◆ **TO BE DONE**
Omit all images. Write out the rest of the material exactly.

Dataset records
- - -

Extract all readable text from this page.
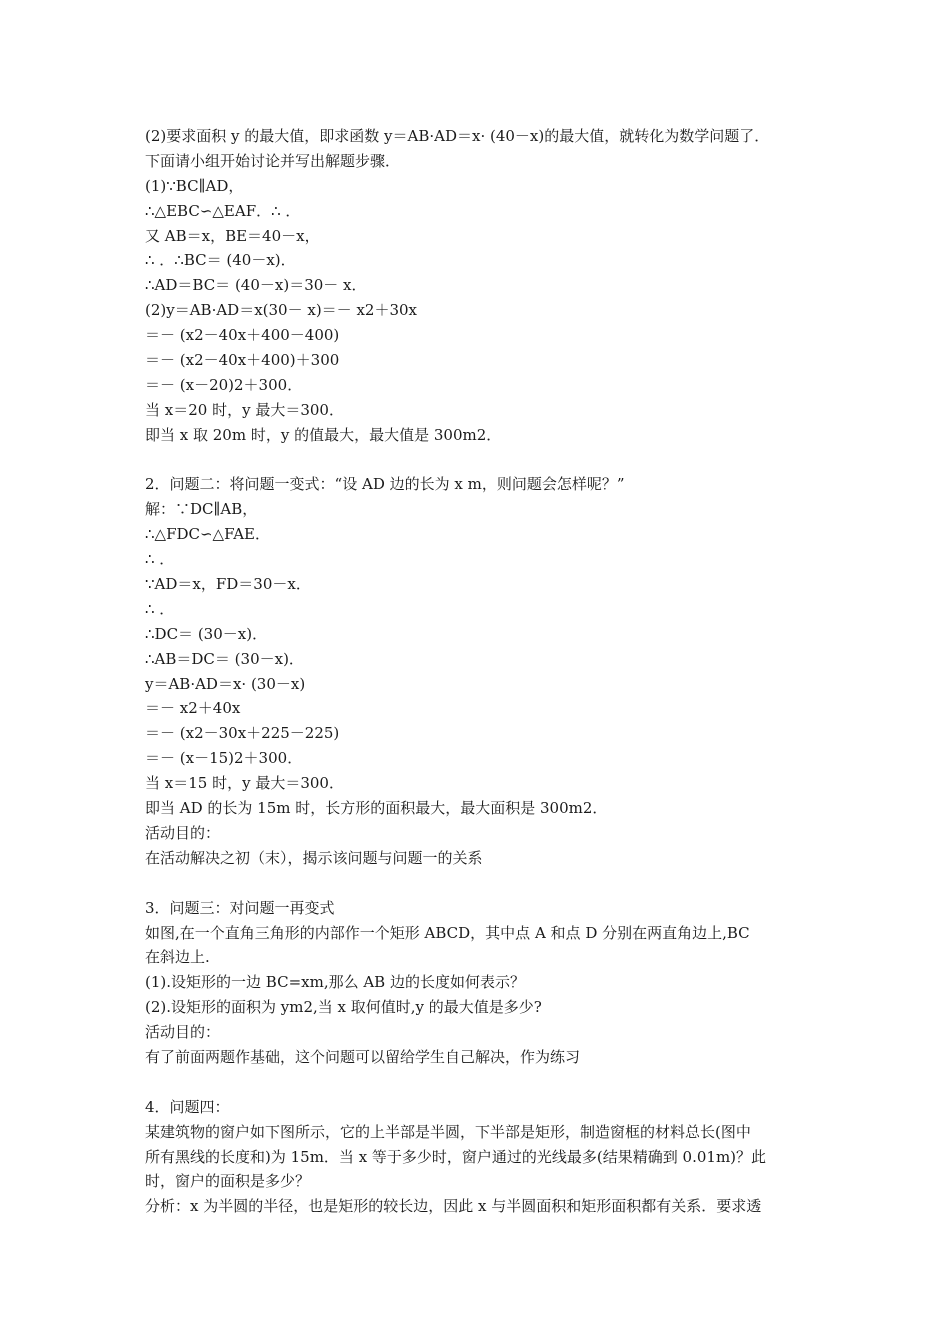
(2)要求面积 y 的最大值，即求函数 y＝AB·AD＝x· (40－x)的最大值，就转化为数学问题了．
下面请小组开始讨论并写出解题步骤．
(1)∵BC∥AD，
∴△EBC∽△EAF．∴ ．
又 AB＝x，BE＝40－x，
∴ ．∴BC＝ (40－x)．
∴AD＝BC＝ (40－x)＝30－ x．
(2)y＝AB·AD＝x(30－ x)＝－ x2＋30x
＝－ (x2－40x＋400－400)
＝－ (x2－40x＋400)＋300
＝－ (x－20)2＋300．
当 x＝20 时，y 最大＝300．
即当 x 取 20m 时，y 的值最大，最大值是 300m2．
2．问题二：将问题一变式：“设 AD 边的长为 x m，则问题会怎样呢？”
解：∵DC∥AB，
∴△FDC∽△FAE．
∴ ．
∵AD＝x，FD＝30－x．
∴ ．
∴DC＝ (30－x)．
∴AB＝DC＝ (30－x)．
y＝AB·AD＝x· (30－x)
＝－ x2＋40x
＝－ (x2－30x＋225－225)
＝－ (x－15)2＋300．
当 x＝15 时，y 最大＝300．
即当 AD 的长为 15m 时，长方形的面积最大，最大面积是 300m2．
活动目的：
在活动解决之初（末），揭示该问题与问题一的关系
3．问题三：对问题一再变式
如图,在一个直角三角形的内部作一个矩形 ABCD，其中点 A 和点 D 分别在两直角边上,BC
在斜边上.
(1).设矩形的一边 BC=xm,那么 AB 边的长度如何表示？
(2).设矩形的面积为 ym2,当 x 取何值时,y 的最大值是多少?
活动目的：
有了前面两题作基础，这个问题可以留给学生自己解决，作为练习
4．问题四：
某建筑物的窗户如下图所示，它的上半部是半圆，下半部是矩形，制造窗框的材料总长(图中
所有黑线的长度和)为 15m．当 x 等于多少时，窗户通过的光线最多(结果精确到 0.01m)？此
时，窗户的面积是多少？
分析：x 为半圆的半径，也是矩形的较长边，因此 x 与半圆面积和矩形面积都有关系．要求透
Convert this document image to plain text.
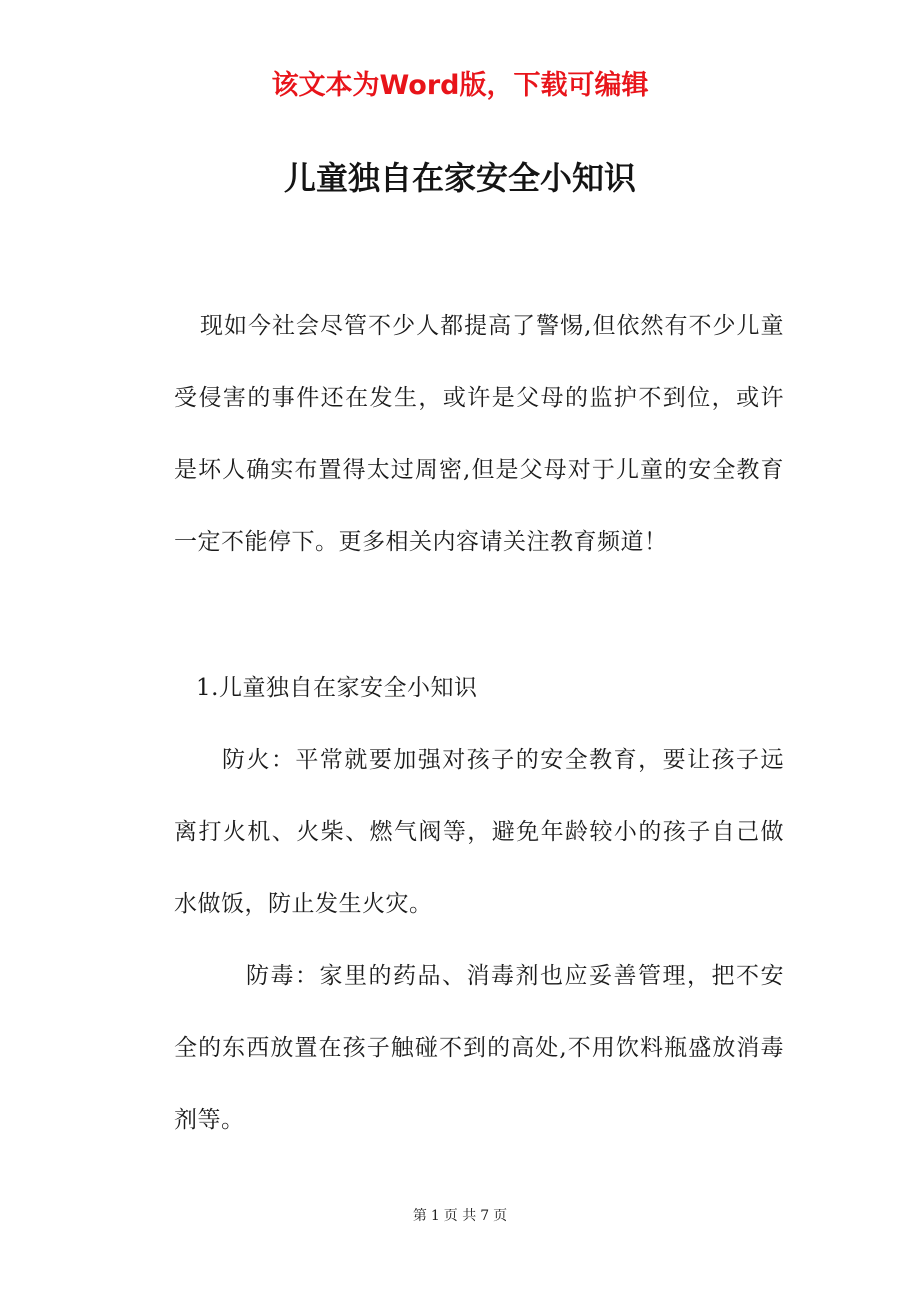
该文本为Word版，下载可编辑
儿童独自在家安全小知识

现如今社会尽管不少人都提高了警惕,但依然有不少儿童受侵害的事件还在发生，或许是父母的监护不到位，或许是坏人确实布置得太过周密,但是父母对于儿童的安全教育一定不能停下。更多相关内容请关注教育频道！

1.儿童独自在家安全小知识

防火：平常就要加强对孩子的安全教育，要让孩子远离打火机、火柴、燃气阀等，避免年龄较小的孩子自己做水做饭，防止发生火灾。

防毒：家里的药品、消毒剂也应妥善管理，把不安全的东西放置在孩子触碰不到的高处,不用饮料瓶盛放消毒剂等。

第 1 页 共 7 页
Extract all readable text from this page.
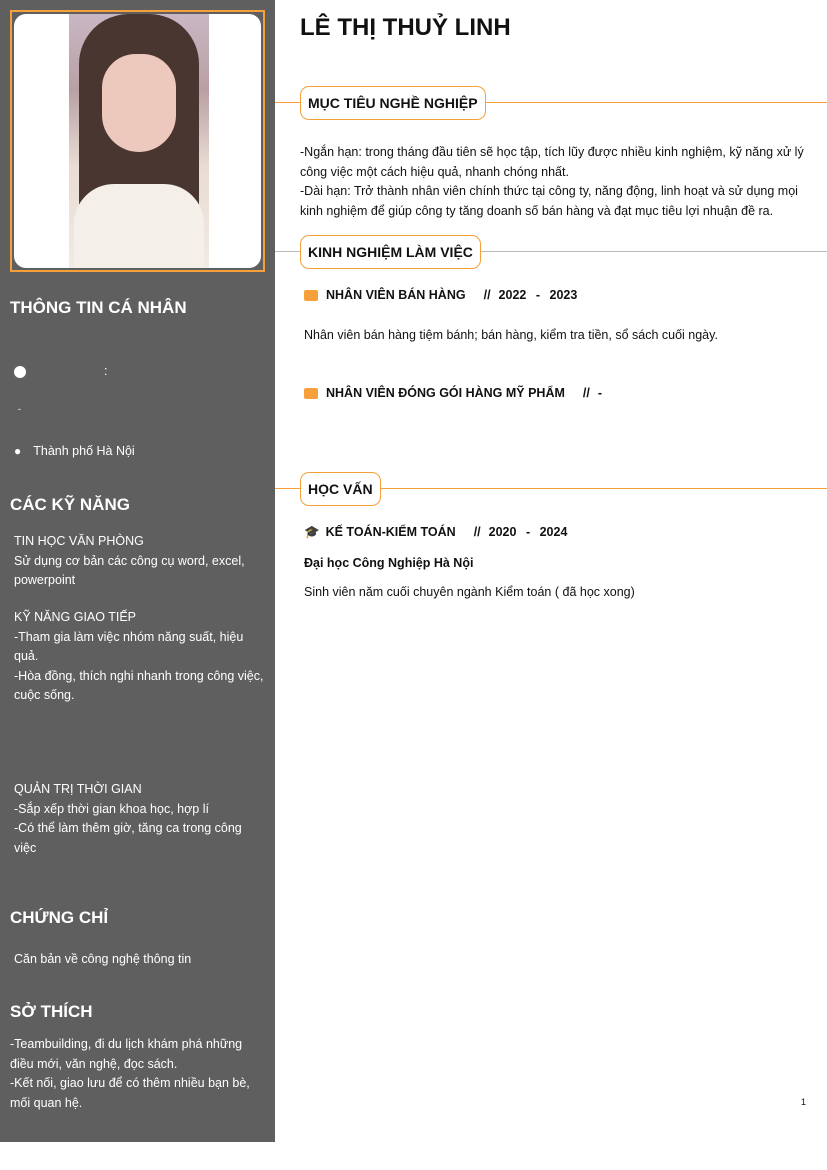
THÔNG TIN CÁ NHÂN
:
-
● Thành phố Hà Nội
CÁC KỸ NĂNG
TIN HỌC VĂN PHÒNG
Sử dụng cơ bản các công cụ word, excel, powerpoint
KỸ NĂNG GIAO TIẾP
-Tham gia làm việc nhóm năng suất, hiệu quả.
-Hòa đồng, thích nghi nhanh trong công việc, cuộc sống.
QUẢN TRỊ THỜI GIAN
-Sắp xếp thời gian khoa học, hợp lí
-Có thể làm thêm giờ, tăng ca trong công việc
CHỨNG CHỈ
Căn bản về công nghệ thông tin
SỞ THÍCH
-Teambuilding, đi du lịch khám phá những điều mới, văn nghệ, đọc sách.
-Kết nối, giao lưu để có thêm nhiều bạn bè, mối quan hệ.
LÊ THỊ THUỶ LINH
MỤC TIÊU NGHỀ NGHIỆP
-Ngắn hạn: trong tháng đầu tiên sẽ học tập, tích lũy được nhiều kinh nghiệm, kỹ năng xử lý công việc một cách hiệu quả, nhanh chóng nhất.
-Dài hạn: Trở thành nhân viên chính thức tại công ty, năng động, linh hoạt và sử dụng mọi kinh nghiệm để giúp công ty tăng doanh số bán hàng và đạt mục tiêu lợi nhuận đề ra.
KINH NGHIỆM LÀM VIỆC
NHÂN VIÊN BÁN HÀNG // 2022 - 2023
Nhân viên bán hàng tiệm bánh; bán hàng, kiểm tra tiền, sổ sách cuối ngày.
NHÂN VIÊN ĐÓNG GÓI HÀNG MỸ PHẨM // -
HỌC VẤN
🎓 KẾ TOÁN-KIỂM TOÁN // 2020 - 2024
Đại học Công Nghiệp Hà Nội
Sinh viên năm cuối chuyên ngành Kiểm toán ( đã học xong)
1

- - -

◆ **RESULT OF THE EXERCISE**
Extract all readable text from this page.
(2)要求面积 y 的最大值，即求函数 y＝AB·AD＝x· (40－x)的最大值，就转化为数学问题了．
下面请小组开始讨论并写出解题步骤．
(1)∵BC∥AD，
∴△EBC∽△EAF．∴ ．
又 AB＝x，BE＝40－x，
∴ ．∴BC＝ (40－x)．
∴AD＝BC＝ (40－x)＝30－ x．
(2)y＝AB·AD＝x(30－ x)＝－ x2＋30x
＝－ (x2－40x＋400－400)
＝－ (x2－40x＋400)＋300
＝－ (x－20)2＋300．
当 x＝20 时，y 最大＝300．
即当 x 取 20m 时，y 的值最大，最大值是 300m2．
2．问题二：将问题一变式：“设 AD 边的长为 x m，则问题会怎样呢？”
解：∵DC∥AB，
∴△FDC∽△FAE．
∴ ．
∵AD＝x，FD＝30－x．
∴ ．
∴DC＝ (30－x)．
∴AB＝DC＝ (30－x)．
y＝AB·AD＝x· (30－x)
＝－ x2＋40x
＝－ (x2－30x＋225－225)
＝－ (x－15)2＋300．
当 x＝15 时，y 最大＝300．
即当 AD 的长为 15m 时，长方形的面积最大，最大面积是 300m2．
活动目的：
在活动解决之初（末），揭示该问题与问题一的关系
3．问题三：对问题一再变式
如图,在一个直角三角形的内部作一个矩形 ABCD，其中点 A 和点 D 分别在两直角边上,BC
在斜边上.
(1).设矩形的一边 BC=xm,那么 AB 边的长度如何表示？
(2).设矩形的面积为 ym2,当 x 取何值时,y 的最大值是多少?
活动目的：
有了前面两题作基础，这个问题可以留给学生自己解决，作为练习
4．问题四：
某建筑物的窗户如下图所示，它的上半部是半圆，下半部是矩形，制造窗框的材料总长(图中
所有黑线的长度和)为 15m．当 x 等于多少时，窗户通过的光线最多(结果精确到 0.01m)？此
时，窗户的面积是多少？
分析：x 为半圆的半径，也是矩形的较长边，因此 x 与半圆面积和矩形面积都有关系．要求透
Convert this document image to plain text.
该文本为Word版，下载可编辑
儿童独自在家安全小知识

现如今社会尽管不少人都提高了警惕,但依然有不少儿童受侵害的事件还在发生，或许是父母的监护不到位，或许是坏人确实布置得太过周密,但是父母对于儿童的安全教育一定不能停下。更多相关内容请关注教育频道！

1.儿童独自在家安全小知识

防火：平常就要加强对孩子的安全教育，要让孩子远离打火机、火柴、燃气阀等，避免年龄较小的孩子自己做水做饭，防止发生火灾。

防毒：家里的药品、消毒剂也应妥善管理，把不安全的东西放置在孩子触碰不到的高处,不用饮料瓶盛放消毒剂等。

第 1 页 共 7 页
Extract all readable text from this page.
THÔNG TIN CÁ NHÂN
:
-
● Thành phố Hà Nội
CÁC KỸ NĂNG
TIN HỌC VĂN PHÒNG
Sử dụng cơ bản các công cụ word, excel, powerpoint
KỸ NĂNG GIAO TIẾP
-Tham gia làm việc nhóm năng suất, hiệu quả.
-Hòa đồng, thích nghi nhanh trong công việc, cuộc sống.
QUẢN TRỊ THỜI GIAN
-Sắp xếp thời gian khoa học, hợp lí
-Có thể làm thêm giờ, tăng ca trong công việc
CHỨNG CHỈ
Căn bản về công nghệ thông tin
SỞ THÍCH
-Teambuilding, đi du lịch khám phá những điều mới, văn nghệ, đọc sách.
-Kết nối, giao lưu để có thêm nhiều bạn bè, mối quan hệ.
LÊ THỊ THUỶ LINH
MỤC TIÊU NGHỀ NGHIỆP
-Ngắn hạn: trong tháng đầu tiên sẽ học tập, tích lũy được nhiều kinh nghiệm, kỹ năng xử lý công việc một cách hiệu quả, nhanh chóng nhất.
-Dài hạn: Trở thành nhân viên chính thức tại công ty, năng động, linh hoạt và sử dụng mọi kinh nghiệm để giúp công ty tăng doanh số bán hàng và đạt mục tiêu lợi nhuận đề ra.
KINH NGHIỆM LÀM VIỆC
NHÂN VIÊN BÁN HÀNG // 2022 - 2023
Nhân viên bán hàng tiệm bánh; bán hàng, kiểm tra tiền, sổ sách cuối ngày.
NHÂN VIÊN ĐÓNG GÓI HÀNG MỸ PHẨM // -
HỌC VẤN
🎓 KẾ TOÁN-KIỂM TOÁN // 2020 - 2024
Đại học Công Nghiệp Hà Nội
Sinh viên năm cuối chuyên ngành Kiểm toán ( đã học xong)
1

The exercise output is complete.